# Written problem:
Among the records that follow, find the line with "Convert this screenshot" and the line with "Serialize everything readable". Set down those lines and all lines between them exactly, without adding anything.
>>>
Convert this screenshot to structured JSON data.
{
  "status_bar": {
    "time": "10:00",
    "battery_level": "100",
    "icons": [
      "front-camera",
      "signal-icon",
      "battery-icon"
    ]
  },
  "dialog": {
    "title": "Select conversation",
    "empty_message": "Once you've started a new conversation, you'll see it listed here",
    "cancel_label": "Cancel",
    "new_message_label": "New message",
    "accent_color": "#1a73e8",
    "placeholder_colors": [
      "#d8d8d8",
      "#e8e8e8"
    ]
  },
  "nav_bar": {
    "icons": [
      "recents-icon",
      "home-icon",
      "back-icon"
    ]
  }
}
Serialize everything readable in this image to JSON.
<<<
>>>
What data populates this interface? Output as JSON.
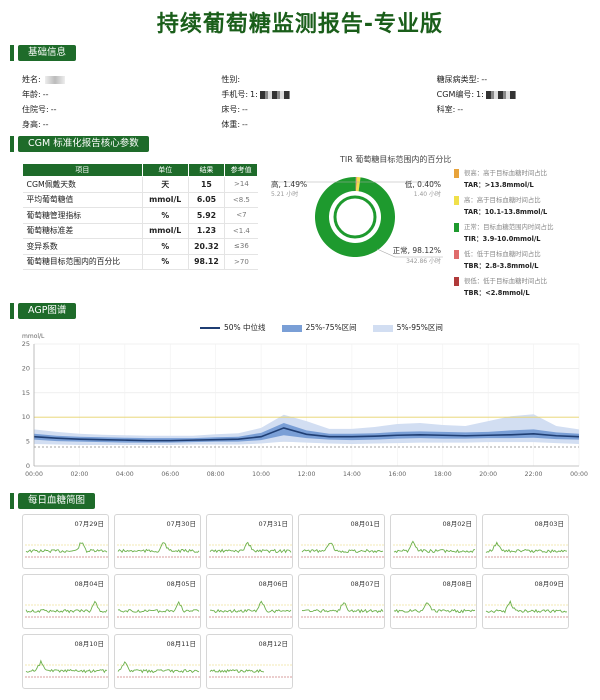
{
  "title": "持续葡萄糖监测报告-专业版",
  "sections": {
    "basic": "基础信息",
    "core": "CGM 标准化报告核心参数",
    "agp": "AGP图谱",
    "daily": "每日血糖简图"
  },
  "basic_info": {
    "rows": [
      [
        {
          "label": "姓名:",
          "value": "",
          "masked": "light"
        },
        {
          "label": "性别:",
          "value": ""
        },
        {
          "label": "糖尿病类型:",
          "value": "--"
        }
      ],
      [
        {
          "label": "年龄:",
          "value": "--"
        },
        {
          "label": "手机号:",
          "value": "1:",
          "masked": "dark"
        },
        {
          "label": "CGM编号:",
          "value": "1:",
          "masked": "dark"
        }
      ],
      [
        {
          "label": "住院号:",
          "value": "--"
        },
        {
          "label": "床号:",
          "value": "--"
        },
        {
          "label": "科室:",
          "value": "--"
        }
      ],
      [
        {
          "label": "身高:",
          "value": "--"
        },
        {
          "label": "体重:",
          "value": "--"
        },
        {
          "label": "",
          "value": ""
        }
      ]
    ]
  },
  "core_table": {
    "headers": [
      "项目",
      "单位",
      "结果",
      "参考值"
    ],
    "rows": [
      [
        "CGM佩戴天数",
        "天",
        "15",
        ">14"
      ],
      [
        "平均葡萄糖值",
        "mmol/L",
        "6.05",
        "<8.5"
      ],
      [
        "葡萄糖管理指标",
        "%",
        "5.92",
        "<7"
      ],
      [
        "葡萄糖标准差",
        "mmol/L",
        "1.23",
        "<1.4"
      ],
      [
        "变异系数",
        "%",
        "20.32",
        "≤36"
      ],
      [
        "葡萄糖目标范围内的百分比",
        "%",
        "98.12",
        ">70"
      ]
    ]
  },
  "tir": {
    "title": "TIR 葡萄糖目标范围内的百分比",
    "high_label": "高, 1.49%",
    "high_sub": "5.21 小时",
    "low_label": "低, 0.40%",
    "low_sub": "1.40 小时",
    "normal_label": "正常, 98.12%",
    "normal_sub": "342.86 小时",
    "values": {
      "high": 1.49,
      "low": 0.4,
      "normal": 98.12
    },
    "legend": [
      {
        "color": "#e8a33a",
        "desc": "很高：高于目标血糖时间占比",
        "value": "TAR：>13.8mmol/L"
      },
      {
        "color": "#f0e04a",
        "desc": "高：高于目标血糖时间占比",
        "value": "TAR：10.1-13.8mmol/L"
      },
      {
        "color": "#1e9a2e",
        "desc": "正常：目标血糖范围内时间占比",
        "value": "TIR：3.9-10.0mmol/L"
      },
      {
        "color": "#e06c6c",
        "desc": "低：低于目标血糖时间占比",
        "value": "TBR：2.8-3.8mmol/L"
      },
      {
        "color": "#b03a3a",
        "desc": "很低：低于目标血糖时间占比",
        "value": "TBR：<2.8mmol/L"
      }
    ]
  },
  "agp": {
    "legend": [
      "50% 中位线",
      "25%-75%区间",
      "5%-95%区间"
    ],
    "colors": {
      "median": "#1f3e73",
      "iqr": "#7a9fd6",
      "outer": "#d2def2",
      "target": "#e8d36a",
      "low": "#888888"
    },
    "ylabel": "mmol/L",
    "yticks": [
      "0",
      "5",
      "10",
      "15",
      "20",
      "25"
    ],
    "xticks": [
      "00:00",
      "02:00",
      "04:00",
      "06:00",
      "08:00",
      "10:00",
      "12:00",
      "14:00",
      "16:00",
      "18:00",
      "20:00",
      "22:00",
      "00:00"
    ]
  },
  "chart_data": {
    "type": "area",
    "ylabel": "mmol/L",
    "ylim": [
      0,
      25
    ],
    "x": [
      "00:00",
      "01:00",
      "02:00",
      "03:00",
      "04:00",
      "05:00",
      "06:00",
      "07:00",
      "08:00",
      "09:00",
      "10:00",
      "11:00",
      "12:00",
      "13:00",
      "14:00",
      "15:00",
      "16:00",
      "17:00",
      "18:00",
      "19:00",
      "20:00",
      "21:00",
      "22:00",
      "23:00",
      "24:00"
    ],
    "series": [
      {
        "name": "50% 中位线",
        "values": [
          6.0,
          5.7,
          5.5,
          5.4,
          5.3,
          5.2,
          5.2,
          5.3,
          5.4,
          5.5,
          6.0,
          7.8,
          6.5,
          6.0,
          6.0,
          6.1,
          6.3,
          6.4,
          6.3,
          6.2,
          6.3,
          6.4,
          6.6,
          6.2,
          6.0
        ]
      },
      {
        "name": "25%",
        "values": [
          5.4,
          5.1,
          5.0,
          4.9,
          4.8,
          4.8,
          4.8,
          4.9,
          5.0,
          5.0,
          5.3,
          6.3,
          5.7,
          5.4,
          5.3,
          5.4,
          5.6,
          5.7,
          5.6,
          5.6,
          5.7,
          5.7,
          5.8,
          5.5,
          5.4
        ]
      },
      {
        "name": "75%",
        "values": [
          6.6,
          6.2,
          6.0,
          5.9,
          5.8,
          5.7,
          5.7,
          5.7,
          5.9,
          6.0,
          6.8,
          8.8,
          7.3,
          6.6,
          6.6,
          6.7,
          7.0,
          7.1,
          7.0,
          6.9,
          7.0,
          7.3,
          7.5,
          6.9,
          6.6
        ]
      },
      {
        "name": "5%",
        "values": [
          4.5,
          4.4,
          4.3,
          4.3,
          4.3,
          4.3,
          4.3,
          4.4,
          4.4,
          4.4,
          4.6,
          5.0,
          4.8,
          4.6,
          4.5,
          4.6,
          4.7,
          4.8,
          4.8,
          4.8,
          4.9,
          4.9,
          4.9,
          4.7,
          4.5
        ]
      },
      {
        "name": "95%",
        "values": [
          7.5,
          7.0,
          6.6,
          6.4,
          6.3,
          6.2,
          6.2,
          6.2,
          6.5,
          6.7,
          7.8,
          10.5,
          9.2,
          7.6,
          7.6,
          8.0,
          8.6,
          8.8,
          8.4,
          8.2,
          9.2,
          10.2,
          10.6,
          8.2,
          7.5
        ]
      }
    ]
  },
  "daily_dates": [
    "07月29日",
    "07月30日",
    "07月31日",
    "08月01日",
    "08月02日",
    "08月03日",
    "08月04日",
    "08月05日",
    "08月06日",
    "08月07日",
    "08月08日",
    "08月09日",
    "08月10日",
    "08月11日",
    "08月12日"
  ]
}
<<<
>>>
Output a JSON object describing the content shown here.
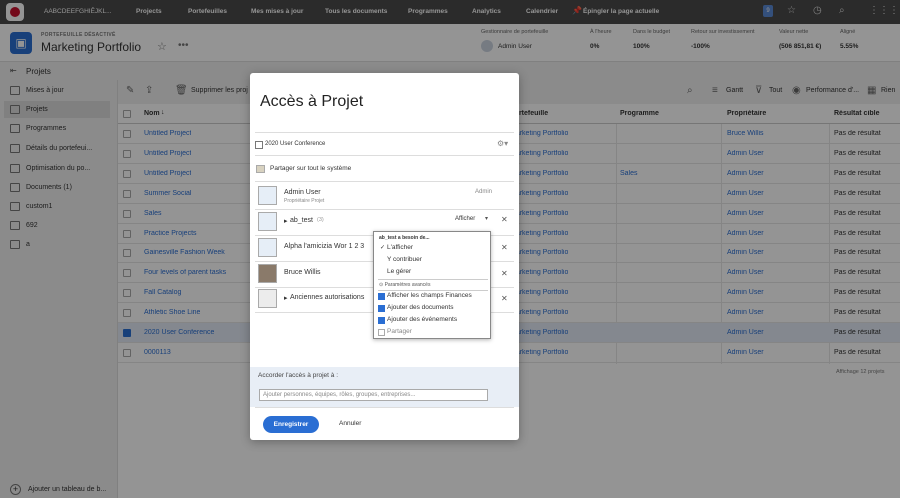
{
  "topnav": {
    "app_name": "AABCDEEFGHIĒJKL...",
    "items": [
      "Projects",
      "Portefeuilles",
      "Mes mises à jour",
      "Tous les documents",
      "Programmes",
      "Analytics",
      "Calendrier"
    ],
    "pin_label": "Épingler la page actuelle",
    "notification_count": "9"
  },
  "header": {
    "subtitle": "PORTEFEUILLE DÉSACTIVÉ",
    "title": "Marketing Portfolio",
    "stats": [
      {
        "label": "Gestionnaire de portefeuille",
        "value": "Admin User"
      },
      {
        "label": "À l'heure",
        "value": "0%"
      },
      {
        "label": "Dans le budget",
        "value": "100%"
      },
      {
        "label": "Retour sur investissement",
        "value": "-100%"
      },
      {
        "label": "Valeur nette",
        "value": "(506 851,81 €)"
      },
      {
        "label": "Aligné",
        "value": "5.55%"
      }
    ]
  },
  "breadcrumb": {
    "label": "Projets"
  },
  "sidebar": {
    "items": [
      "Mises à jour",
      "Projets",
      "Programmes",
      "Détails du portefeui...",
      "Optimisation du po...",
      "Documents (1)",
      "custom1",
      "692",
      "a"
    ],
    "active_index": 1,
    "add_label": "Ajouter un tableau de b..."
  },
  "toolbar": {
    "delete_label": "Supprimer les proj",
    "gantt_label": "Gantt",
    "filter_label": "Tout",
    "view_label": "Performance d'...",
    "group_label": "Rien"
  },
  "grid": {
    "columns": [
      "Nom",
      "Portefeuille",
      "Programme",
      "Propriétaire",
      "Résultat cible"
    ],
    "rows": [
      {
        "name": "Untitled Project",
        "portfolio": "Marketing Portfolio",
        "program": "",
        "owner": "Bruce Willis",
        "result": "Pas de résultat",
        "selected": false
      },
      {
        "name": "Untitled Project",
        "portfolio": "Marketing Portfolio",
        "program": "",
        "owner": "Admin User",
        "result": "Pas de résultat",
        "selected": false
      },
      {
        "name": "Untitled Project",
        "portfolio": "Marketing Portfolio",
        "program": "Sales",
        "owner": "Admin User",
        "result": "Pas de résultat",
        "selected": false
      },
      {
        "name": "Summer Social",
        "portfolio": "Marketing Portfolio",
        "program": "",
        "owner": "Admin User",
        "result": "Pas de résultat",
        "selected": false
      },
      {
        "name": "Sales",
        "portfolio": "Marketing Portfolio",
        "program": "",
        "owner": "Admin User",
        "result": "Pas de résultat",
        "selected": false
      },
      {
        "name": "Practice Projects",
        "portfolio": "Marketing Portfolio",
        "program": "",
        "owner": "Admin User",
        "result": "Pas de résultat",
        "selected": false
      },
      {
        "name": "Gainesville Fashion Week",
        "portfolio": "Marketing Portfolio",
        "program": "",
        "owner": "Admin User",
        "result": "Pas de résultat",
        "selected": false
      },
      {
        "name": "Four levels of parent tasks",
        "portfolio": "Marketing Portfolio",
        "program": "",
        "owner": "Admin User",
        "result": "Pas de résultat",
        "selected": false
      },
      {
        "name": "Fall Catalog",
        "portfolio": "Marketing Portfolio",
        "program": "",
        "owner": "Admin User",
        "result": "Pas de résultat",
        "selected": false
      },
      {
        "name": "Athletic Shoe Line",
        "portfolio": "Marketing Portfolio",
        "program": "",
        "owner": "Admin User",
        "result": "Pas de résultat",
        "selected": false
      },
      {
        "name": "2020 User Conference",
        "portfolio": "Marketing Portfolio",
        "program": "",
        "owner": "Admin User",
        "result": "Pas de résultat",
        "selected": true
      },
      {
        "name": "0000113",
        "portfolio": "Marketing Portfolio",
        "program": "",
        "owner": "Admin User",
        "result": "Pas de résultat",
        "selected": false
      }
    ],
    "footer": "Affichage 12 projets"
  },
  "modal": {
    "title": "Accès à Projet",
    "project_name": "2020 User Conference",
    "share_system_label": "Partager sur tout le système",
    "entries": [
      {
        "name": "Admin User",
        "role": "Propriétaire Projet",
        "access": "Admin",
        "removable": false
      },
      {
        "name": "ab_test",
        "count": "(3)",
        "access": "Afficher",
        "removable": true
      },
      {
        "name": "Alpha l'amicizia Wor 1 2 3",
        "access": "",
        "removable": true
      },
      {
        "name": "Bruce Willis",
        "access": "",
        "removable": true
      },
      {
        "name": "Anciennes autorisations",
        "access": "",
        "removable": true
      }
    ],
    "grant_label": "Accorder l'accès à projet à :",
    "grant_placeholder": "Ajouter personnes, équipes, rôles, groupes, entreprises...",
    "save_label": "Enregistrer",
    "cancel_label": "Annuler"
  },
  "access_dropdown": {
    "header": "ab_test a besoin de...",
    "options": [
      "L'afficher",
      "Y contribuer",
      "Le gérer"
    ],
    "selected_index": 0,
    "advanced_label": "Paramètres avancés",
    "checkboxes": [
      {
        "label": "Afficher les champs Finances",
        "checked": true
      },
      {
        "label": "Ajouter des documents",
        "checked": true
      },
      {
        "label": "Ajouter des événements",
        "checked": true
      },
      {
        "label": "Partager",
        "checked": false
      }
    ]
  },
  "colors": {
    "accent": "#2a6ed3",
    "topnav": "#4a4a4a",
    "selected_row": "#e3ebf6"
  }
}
<<<
# Answer to this task:
Convert this screenshot to structured JSON data.
{
  "status_bar": {
    "time": "10:00",
    "battery_level": "100",
    "icons": [
      "front-camera",
      "signal-icon",
      "battery-icon"
    ]
  },
  "dialog": {
    "title": "Select conversation",
    "empty_message": "Once you've started a new conversation, you'll see it listed here",
    "cancel_label": "Cancel",
    "new_message_label": "New message",
    "accent_color": "#1a73e8",
    "placeholder_colors": [
      "#d8d8d8",
      "#e8e8e8"
    ]
  },
  "nav_bar": {
    "icons": [
      "recents-icon",
      "home-icon",
      "back-icon"
    ]
  }
}
Serialize everything readable in this image to JSON.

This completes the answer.